** BEGIN RECORD LIST **

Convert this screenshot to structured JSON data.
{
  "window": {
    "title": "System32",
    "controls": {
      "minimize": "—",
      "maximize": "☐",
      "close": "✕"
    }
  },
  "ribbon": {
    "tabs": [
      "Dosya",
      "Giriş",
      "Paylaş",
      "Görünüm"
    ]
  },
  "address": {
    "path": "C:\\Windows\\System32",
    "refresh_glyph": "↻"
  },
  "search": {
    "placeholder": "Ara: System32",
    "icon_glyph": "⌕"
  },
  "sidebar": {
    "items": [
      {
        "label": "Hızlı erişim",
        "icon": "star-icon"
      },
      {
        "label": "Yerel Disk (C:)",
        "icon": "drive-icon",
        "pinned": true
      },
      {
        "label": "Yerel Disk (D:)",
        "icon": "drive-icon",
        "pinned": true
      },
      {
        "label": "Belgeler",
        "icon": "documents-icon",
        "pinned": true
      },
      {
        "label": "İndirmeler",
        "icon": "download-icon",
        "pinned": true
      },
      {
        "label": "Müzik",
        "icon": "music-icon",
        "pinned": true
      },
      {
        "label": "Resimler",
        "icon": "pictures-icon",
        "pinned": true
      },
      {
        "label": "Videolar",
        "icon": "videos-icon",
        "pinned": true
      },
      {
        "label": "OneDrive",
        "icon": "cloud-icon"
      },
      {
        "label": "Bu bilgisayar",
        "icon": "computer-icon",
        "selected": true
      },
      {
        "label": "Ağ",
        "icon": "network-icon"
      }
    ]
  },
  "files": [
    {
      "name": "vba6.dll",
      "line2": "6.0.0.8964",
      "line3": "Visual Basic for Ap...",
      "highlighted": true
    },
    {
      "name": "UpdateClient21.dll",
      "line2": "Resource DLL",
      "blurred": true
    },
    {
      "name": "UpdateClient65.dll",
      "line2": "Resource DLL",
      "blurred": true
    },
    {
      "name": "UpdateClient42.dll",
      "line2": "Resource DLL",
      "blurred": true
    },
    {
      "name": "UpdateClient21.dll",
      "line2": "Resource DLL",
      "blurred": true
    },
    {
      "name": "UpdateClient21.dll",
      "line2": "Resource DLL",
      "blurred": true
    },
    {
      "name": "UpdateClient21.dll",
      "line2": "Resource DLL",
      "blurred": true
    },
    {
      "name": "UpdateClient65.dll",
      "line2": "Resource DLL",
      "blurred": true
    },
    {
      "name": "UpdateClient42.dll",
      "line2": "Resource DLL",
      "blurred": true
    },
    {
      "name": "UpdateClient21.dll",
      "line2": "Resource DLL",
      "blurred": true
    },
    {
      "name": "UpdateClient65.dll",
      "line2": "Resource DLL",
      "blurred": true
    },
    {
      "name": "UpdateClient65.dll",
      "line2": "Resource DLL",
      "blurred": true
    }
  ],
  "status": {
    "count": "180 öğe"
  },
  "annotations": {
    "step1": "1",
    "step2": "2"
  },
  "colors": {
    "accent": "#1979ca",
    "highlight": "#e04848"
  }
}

** END RECORD LIST **

Going through the entries above, tally each line that has the word "label". Answer with the number only.

EXPECTED ANSWER. 11